TASK PROMPT:
Identify the lines that contain the string "khoảng", then copy each of them.

RECORDS SHOWN:
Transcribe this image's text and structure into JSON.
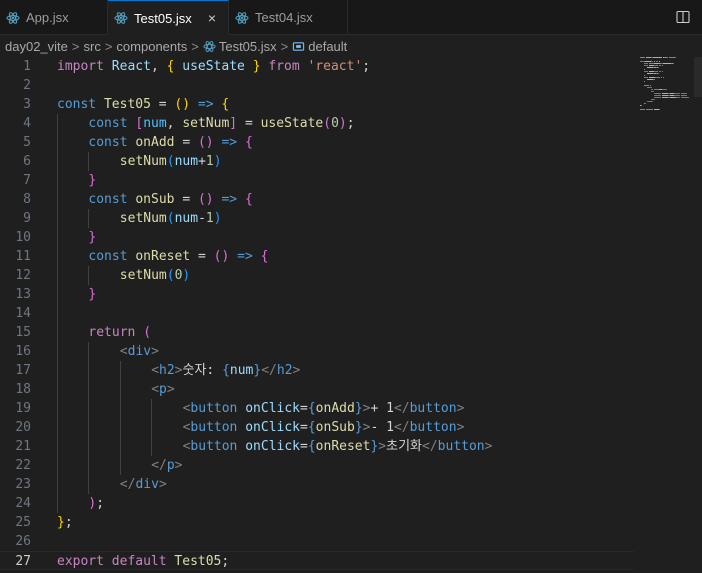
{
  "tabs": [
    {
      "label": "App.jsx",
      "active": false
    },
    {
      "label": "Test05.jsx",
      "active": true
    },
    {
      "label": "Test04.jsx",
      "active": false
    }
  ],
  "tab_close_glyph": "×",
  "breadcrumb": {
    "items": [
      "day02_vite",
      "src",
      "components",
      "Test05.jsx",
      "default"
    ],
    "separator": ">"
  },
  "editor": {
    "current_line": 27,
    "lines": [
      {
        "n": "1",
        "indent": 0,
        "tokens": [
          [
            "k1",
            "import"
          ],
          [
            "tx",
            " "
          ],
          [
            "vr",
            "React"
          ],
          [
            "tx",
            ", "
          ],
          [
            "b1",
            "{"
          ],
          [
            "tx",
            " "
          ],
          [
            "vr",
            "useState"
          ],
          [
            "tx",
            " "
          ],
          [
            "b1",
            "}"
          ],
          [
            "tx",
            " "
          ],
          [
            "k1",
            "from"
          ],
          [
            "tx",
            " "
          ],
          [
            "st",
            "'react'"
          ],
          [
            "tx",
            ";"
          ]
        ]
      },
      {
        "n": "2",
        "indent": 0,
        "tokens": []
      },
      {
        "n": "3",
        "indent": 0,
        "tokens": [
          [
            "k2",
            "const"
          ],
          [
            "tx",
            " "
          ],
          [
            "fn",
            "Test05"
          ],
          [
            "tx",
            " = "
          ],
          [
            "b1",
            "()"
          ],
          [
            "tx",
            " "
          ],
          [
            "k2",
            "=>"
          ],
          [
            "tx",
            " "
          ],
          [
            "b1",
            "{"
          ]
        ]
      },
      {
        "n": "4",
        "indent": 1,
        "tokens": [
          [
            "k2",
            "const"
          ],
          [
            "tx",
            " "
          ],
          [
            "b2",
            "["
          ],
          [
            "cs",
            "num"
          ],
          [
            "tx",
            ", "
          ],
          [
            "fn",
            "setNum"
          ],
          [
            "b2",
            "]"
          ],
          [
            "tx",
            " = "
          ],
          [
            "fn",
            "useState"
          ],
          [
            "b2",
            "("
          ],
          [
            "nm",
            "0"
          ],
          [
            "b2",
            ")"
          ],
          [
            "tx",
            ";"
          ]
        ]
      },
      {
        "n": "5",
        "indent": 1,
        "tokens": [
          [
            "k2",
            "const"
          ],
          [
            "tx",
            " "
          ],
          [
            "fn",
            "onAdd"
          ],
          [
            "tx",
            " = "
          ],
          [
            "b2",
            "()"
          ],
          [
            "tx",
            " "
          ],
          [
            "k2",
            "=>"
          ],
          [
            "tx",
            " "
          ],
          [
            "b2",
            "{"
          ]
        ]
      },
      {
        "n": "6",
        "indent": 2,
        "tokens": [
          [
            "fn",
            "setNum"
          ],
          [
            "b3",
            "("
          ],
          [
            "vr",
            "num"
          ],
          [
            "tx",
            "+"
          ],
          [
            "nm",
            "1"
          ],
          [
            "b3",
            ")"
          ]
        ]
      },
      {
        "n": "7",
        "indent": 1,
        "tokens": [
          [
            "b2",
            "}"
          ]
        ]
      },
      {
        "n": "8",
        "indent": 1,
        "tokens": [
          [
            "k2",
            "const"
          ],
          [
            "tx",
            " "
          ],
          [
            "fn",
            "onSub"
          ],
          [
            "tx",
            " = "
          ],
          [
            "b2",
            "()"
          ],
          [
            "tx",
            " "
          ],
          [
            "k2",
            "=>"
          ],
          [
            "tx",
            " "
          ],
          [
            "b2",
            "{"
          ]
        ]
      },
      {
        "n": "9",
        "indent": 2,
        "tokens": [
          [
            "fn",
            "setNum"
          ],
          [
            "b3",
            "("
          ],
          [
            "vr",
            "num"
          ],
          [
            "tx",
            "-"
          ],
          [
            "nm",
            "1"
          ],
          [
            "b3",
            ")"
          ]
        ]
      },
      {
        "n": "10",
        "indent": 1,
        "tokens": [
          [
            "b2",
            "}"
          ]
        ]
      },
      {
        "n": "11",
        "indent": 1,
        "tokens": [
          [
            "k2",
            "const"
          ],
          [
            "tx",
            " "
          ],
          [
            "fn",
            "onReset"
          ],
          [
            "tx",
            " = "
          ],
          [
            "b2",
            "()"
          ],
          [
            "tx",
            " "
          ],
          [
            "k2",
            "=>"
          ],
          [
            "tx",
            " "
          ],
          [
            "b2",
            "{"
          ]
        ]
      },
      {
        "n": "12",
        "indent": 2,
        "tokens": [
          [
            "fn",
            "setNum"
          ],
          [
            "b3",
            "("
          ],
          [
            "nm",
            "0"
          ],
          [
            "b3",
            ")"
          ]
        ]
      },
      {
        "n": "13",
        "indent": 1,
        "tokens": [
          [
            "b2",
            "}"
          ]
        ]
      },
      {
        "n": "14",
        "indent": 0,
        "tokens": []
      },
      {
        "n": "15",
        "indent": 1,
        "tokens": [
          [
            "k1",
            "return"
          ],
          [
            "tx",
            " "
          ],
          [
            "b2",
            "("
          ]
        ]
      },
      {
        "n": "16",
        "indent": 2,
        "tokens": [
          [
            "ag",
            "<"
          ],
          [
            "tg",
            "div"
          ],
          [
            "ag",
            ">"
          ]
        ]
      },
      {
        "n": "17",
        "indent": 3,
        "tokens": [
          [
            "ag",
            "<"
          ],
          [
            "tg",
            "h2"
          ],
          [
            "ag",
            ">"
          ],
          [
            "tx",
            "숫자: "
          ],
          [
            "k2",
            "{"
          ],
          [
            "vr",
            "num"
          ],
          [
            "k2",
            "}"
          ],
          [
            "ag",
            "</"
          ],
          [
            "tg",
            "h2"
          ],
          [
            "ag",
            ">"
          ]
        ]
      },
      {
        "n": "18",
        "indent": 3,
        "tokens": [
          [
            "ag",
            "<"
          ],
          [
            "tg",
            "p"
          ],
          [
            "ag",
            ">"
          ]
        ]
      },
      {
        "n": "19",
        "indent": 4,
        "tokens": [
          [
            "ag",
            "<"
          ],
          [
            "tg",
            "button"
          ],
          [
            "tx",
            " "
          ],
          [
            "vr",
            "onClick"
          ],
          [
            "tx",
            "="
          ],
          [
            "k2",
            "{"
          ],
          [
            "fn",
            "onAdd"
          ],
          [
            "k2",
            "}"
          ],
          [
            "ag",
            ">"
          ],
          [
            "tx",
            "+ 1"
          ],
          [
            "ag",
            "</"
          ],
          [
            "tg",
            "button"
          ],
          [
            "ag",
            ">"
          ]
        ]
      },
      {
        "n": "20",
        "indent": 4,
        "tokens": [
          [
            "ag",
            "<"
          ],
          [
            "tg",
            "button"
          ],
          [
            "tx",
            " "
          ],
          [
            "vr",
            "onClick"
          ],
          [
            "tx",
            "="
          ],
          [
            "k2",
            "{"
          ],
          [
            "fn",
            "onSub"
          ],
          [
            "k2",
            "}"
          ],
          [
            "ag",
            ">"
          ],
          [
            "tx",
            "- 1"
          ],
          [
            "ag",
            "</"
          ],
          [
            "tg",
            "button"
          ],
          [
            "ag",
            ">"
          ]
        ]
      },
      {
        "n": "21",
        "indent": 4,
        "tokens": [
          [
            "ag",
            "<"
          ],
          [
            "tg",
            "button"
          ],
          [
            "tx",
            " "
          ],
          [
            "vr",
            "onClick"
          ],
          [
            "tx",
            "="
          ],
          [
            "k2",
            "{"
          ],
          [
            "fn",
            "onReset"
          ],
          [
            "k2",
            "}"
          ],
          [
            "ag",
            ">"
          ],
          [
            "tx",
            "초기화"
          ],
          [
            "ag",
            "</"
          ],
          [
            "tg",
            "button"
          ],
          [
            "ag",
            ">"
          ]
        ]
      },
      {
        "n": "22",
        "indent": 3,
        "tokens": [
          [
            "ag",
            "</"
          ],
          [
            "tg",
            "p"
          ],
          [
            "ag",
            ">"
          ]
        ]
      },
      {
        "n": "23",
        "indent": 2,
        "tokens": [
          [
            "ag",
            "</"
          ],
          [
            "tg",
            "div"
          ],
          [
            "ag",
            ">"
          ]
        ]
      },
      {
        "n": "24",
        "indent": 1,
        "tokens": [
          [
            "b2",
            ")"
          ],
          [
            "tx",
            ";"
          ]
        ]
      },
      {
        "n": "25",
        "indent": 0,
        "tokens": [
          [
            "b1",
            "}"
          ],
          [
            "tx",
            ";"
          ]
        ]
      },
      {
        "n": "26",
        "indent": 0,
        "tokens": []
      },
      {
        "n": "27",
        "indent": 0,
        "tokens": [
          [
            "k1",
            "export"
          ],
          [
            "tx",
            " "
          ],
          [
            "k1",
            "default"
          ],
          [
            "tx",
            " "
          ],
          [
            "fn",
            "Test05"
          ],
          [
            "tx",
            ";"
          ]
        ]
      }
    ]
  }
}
--
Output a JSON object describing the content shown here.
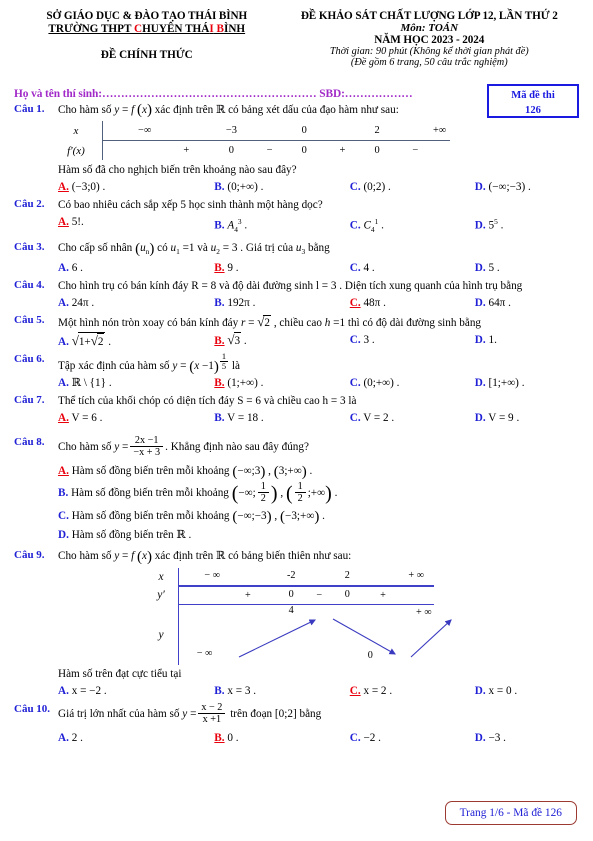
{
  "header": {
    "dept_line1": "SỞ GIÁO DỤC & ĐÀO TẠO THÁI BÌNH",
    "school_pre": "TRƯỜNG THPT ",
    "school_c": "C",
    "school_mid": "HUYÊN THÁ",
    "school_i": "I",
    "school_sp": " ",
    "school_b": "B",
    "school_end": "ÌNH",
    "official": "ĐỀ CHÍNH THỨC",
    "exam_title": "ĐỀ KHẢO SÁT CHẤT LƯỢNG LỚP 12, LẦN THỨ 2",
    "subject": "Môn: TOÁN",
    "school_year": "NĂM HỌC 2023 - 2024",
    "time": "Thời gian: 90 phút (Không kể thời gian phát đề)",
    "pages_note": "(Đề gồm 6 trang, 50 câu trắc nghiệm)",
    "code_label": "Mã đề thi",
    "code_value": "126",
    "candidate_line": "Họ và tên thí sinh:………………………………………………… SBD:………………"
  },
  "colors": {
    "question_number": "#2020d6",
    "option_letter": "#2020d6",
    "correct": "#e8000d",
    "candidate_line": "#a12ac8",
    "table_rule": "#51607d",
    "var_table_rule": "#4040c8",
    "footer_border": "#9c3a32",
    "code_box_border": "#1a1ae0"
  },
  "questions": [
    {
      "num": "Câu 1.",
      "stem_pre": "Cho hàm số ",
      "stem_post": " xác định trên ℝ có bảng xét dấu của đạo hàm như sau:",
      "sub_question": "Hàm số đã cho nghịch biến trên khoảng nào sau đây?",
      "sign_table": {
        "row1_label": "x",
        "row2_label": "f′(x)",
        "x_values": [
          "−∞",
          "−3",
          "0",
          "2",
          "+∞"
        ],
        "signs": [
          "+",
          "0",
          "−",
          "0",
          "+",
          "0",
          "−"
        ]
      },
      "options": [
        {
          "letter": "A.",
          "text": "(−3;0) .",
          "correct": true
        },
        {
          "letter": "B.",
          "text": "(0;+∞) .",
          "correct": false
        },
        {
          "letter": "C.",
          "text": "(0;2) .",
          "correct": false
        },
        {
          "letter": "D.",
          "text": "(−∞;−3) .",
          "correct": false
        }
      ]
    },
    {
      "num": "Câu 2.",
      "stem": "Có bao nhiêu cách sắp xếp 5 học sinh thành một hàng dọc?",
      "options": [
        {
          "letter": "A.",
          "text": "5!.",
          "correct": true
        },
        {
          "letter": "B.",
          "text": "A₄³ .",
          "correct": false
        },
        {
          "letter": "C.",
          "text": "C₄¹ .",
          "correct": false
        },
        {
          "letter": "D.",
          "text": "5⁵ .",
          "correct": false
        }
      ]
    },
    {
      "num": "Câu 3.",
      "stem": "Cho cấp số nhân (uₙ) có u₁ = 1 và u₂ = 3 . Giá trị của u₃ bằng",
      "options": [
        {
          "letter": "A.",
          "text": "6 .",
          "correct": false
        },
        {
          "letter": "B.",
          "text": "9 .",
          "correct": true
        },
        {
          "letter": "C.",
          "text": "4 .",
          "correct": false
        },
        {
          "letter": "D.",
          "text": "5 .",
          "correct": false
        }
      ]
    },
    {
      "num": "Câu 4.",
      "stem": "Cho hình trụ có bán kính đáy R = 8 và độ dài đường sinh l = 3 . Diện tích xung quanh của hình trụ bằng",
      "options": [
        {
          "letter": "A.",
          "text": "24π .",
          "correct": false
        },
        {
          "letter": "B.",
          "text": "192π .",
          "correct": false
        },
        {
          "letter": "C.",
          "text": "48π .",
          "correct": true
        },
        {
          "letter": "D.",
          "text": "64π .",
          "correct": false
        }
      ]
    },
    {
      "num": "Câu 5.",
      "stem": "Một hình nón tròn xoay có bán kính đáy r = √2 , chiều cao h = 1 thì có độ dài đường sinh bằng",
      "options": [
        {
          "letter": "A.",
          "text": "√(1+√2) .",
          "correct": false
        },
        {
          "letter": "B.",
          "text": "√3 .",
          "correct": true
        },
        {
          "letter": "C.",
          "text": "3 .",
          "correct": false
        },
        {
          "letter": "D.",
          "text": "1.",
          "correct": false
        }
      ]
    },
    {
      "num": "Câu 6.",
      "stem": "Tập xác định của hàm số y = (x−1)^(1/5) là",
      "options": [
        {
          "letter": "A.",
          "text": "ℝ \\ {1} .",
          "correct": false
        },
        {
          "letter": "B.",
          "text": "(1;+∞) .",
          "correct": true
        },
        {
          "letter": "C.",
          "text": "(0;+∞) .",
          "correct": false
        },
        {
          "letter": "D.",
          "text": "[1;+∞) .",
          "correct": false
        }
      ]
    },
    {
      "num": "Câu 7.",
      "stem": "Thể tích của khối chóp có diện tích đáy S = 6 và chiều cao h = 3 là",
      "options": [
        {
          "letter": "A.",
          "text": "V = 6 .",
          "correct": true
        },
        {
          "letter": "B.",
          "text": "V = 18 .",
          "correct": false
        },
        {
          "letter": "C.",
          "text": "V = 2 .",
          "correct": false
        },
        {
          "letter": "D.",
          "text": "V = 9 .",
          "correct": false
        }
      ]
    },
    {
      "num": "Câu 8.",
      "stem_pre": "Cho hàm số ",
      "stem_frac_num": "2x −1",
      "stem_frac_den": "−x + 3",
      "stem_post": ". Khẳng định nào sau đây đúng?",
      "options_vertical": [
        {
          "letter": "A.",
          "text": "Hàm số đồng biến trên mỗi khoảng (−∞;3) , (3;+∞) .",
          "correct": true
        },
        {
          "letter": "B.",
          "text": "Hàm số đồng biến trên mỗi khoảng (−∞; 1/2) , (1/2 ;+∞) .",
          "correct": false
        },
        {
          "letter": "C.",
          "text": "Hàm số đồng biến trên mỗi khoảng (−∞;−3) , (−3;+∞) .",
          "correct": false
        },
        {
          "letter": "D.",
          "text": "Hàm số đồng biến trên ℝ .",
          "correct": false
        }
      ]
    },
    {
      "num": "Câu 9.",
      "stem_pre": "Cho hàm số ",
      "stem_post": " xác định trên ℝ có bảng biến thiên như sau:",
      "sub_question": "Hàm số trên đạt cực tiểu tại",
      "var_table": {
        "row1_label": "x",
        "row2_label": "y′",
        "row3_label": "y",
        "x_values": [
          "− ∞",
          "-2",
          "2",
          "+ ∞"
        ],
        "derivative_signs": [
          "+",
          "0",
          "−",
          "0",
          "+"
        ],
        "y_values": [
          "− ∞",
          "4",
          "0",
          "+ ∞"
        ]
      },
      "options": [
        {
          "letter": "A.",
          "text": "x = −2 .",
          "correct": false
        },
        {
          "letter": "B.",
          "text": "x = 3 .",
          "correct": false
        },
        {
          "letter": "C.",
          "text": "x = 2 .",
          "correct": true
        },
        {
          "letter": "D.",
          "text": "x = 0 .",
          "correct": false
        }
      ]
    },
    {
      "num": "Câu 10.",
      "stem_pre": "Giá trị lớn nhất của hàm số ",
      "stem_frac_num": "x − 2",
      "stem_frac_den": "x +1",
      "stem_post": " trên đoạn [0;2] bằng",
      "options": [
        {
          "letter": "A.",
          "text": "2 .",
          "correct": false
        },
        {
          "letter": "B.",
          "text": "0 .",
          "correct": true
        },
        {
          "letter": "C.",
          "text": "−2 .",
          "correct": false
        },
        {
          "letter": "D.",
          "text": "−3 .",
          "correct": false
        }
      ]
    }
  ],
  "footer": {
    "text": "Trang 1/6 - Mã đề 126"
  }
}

SOLUTION TO THE PROBLEM:
      "sub_question": "Hàm số đã cho nghịch biến trên khoảng nào sau đây?",
          "text": "Hàm số đồng biến trên mỗi khoảng (−∞;3) , (3;+∞) .",
          "text": "Hàm số đồng biến trên mỗi khoảng (−∞; 1/2) , (1/2 ;+∞) .",
          "text": "Hàm số đồng biến trên mỗi khoảng (−∞;−3) , (−3;+∞) .",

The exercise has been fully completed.